Extracted text:
## Start
This is the man who started the continent's most important bird census, the Breeding Bird Survey, back in the '60s. Without the BBS, we would not have the data to show that bird populations and distribution are changing. Writers and bird people like me rely on the BBS to bring the story to the public.
Robbins was also the bird conservationist who saw to it that Rachel Carson's work would not go in vain. In 1972, an effort led by Chandler Robbins succeeded in getting DDT banned in the United States.
He also wrote one of the most important field guides of the modern era, The Golden Guide's Birds of North America. Covering the entire continent in a small book easily kept in the pocket, this guide has been a favourite of birders for fifty years and has never gone out of print.
image of Chan Robbins courtesy of USGS
But back to the albatrosss. What is the connection between the sixty year old albatross and Chan Robbins?
Stuart knew it the moment he saw the article in the New York Times.
In the email to Chan, Stuart says
An Albatross sixty years old has a high chance of having been banded by that indefatigable and almost indestructible Chandler S.Robbins.
He was right of course. The world's most venerable bird was banded by the world's most venerable living bird bander and conservationist. Chan Robbins banded that albatross as a nestling in 1951. The bird is now 60 and still producing young. Chan is 92 years old and still working on behalf of birds.
## End
Supplied material:
## Start
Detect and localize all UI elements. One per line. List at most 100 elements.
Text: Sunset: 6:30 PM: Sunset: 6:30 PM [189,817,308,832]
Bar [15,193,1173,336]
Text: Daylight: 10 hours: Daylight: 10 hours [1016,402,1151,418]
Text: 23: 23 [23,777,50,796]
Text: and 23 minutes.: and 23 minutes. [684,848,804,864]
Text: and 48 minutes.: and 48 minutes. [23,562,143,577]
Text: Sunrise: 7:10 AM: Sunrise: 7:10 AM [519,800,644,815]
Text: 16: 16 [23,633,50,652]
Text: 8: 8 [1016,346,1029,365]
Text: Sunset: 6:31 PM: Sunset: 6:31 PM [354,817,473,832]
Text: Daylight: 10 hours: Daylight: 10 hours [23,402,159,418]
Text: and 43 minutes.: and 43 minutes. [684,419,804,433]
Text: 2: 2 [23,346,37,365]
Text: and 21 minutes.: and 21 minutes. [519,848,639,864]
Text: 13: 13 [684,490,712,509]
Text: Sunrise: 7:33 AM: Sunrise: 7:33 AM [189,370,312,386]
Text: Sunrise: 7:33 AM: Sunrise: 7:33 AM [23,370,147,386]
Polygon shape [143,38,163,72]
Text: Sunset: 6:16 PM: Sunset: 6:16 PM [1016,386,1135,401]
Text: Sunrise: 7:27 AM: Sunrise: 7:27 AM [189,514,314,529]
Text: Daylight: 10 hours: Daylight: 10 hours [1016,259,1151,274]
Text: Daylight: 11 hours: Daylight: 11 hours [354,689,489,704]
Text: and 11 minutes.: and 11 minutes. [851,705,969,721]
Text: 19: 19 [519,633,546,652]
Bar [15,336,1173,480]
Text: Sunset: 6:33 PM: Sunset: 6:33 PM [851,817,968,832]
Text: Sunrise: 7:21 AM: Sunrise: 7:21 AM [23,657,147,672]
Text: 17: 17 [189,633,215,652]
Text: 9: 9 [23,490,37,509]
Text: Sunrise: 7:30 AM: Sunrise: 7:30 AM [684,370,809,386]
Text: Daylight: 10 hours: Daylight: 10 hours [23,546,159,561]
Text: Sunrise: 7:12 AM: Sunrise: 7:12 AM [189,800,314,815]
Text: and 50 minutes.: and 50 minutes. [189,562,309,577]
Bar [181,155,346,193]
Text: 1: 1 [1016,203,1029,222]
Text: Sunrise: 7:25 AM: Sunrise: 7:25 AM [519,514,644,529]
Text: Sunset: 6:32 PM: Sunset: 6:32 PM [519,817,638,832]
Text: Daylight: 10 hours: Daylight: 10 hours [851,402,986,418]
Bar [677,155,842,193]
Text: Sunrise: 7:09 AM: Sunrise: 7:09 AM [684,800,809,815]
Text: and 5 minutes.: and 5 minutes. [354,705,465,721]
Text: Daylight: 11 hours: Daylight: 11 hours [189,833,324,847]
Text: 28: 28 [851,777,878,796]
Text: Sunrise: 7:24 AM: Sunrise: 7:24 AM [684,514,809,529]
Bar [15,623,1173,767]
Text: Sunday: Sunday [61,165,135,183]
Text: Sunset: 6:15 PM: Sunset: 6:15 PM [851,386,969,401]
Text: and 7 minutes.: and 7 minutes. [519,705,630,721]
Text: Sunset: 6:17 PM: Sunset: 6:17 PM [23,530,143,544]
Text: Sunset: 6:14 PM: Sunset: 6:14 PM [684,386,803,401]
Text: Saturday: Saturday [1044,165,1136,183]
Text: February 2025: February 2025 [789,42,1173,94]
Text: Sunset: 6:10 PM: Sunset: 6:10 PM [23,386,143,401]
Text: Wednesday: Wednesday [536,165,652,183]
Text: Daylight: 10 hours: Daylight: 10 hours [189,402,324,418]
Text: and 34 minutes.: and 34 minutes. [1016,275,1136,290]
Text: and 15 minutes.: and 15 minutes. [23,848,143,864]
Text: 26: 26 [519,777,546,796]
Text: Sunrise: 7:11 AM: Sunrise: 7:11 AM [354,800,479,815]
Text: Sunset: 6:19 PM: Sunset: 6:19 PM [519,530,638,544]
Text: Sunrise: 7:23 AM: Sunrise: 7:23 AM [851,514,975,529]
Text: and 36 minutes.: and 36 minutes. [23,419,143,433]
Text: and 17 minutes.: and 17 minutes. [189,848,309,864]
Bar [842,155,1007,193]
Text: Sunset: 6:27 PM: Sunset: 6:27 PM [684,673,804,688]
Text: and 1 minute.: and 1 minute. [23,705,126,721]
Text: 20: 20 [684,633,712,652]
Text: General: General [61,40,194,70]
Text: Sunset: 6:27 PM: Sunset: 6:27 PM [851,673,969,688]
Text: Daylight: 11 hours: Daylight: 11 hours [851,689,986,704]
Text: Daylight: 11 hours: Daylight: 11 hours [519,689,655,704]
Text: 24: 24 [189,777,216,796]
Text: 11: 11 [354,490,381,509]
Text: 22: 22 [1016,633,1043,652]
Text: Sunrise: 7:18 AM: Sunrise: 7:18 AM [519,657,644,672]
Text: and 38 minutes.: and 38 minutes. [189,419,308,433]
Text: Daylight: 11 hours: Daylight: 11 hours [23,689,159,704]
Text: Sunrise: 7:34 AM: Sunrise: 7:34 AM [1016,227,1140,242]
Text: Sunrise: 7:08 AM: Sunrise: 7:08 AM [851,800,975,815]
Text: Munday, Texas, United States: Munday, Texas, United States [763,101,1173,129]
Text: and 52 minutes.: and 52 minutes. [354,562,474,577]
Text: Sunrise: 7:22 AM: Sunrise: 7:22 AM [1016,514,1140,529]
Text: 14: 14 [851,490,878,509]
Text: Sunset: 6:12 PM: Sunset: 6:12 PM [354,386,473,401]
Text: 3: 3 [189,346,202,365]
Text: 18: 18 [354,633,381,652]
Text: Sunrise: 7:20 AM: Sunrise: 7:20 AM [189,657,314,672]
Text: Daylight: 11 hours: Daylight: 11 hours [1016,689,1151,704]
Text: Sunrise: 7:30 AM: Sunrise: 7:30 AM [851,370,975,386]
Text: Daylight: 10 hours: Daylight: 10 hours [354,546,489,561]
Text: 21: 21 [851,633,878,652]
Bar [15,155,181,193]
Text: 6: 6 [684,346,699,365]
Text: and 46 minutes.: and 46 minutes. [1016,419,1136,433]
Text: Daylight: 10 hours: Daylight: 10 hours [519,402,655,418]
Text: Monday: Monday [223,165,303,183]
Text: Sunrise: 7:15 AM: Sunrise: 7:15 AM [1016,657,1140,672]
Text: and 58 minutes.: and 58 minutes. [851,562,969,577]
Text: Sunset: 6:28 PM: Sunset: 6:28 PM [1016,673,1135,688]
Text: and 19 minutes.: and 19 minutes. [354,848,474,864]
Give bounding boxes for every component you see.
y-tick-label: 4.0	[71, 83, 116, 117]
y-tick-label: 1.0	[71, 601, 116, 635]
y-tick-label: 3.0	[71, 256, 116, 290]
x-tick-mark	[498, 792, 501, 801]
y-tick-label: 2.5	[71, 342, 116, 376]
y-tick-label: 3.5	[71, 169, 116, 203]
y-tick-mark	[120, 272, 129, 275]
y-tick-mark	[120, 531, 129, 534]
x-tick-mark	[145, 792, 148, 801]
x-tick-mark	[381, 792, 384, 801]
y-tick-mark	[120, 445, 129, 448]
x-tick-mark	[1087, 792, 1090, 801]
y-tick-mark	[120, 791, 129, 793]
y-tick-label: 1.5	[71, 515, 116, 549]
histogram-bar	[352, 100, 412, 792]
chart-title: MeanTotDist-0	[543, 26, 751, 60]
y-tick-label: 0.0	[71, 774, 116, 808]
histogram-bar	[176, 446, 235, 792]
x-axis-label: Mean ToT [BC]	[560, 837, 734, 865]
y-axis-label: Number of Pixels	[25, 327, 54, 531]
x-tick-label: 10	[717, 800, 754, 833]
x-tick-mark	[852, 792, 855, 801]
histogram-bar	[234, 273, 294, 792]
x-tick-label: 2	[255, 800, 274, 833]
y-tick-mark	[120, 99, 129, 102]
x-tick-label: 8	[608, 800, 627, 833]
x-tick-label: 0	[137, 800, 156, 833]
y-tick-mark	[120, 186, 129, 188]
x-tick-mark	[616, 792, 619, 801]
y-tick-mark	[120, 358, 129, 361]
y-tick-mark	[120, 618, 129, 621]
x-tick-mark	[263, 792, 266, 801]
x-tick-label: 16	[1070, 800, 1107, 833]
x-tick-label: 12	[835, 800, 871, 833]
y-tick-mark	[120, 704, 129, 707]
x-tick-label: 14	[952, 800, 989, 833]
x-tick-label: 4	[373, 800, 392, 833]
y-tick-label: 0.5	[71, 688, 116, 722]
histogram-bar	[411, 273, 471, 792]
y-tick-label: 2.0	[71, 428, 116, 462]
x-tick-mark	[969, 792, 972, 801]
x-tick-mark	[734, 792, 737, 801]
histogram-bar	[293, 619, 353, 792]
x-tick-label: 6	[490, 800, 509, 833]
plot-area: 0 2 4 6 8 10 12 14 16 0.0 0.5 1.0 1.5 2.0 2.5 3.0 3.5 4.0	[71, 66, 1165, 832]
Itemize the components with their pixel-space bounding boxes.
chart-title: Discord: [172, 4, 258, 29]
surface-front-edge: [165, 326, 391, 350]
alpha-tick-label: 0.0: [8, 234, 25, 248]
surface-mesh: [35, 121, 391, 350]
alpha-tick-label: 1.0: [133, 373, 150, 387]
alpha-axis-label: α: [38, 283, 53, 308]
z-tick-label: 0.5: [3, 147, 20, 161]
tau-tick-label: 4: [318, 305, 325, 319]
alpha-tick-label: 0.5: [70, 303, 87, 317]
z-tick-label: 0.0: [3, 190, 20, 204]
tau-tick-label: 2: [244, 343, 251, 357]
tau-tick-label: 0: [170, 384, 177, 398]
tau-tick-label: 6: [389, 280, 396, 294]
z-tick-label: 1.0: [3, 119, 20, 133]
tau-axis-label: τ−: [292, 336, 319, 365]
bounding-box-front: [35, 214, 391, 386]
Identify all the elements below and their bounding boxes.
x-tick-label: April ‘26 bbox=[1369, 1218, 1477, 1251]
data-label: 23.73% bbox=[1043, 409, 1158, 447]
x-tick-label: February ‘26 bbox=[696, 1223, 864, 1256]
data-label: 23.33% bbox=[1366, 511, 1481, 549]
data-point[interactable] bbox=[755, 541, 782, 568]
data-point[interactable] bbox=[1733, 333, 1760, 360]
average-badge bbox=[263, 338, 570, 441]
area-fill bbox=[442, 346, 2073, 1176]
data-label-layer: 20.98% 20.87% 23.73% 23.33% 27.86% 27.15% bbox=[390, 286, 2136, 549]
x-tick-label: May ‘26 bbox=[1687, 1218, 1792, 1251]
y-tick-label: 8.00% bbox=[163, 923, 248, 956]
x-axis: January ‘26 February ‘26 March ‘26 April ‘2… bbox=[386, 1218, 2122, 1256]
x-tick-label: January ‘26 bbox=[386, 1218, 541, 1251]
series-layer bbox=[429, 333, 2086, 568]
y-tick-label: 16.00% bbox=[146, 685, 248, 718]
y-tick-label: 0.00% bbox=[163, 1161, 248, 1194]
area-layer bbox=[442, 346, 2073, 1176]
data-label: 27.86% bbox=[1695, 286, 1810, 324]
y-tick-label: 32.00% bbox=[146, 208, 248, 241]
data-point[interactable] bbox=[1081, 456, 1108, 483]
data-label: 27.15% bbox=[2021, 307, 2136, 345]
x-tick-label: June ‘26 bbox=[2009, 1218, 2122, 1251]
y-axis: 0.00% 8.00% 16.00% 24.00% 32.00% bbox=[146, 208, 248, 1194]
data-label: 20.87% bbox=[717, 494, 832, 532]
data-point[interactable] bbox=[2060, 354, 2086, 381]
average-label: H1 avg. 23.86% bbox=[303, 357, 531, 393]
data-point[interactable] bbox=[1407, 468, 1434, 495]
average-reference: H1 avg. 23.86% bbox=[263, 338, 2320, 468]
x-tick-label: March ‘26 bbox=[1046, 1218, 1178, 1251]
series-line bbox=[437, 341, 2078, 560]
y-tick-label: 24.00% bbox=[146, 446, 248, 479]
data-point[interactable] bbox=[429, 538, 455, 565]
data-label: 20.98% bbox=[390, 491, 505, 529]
## End
Problems to work on:
1) According to the Chandler Robbins piece, in what year did Robbins band the albatross as a nestling?
2) In the Chandler Robbins piece, rewrite the passage that begins at "In the email" and stops after "indestructible Chandler S.Robbins.", swapping "email" for "letter".
3) Carry the piece on Chandler Robbins and the sixty-year-old albatross further from its last sentence.

Exercise responses:
1) 1951

2)
In the letter to Chan, Stuart says
An Albatross sixty years old has a high chance of having been banded by that indefatigable and almost indestructible Chandler S.Robbins.

3)
The albatross, named Wisdom by USGS staff years ago, is nesting on Midway Atoll in the Pacific between Hawaii and Japan. As we all know, the earthquake last week send tsunami waves washing onto islands all over that region of the pacific. Midway Atoll is a very low island and the nests of the albatrosses who depend on it would be most vulnerable to high waves. On March 11, shortly after the quake, a five foot high wave hit the island destroying thousands of nests.
Today, I received this astounding message in my email from none other than the grand old man himself:
Late word from Midway is that "Wisdom" and her chick survived the tsunami, although thousands of other chicks were washed away.
Chan
Chandler S. Robbins
USGS Patuxent Wildlife Research Center
Sure, I was just one of the people in the cc field of the email when he responded to Stuart, but it was a thrill to see the name "Chandler S. Robbins" sitting in my in-basket this morning.
The sixty-year old albatross and her chick live through a tsunami, and the news comes from the ancient one who knew her when she was herself a nestling. Meanwhile the world waits to hear what will happen to the people of Japan, with another earthquake expected and several nuclear reactors out of control.
It all feels like a strange resolution to Coleridge's great Rime:
Farewell, farewell! but this I tell
To thee, thou Wedding-Guest!
He prayeth well, who loveth well
Both man and bird and beast.
He prayeth best, who loveth best
All things both great and small;
For the dear God who loveth us,
He made and loveth all."
The Mariner, whose eye is bright,
Whose beard with age is hoar,
Is gone; and now the Wedding-Guest
Turned from the bridegroom's door.
He went like one that hath been stunned,
And is of sense forlorn:
A sadder and a wiser man
He rose the morrow morn.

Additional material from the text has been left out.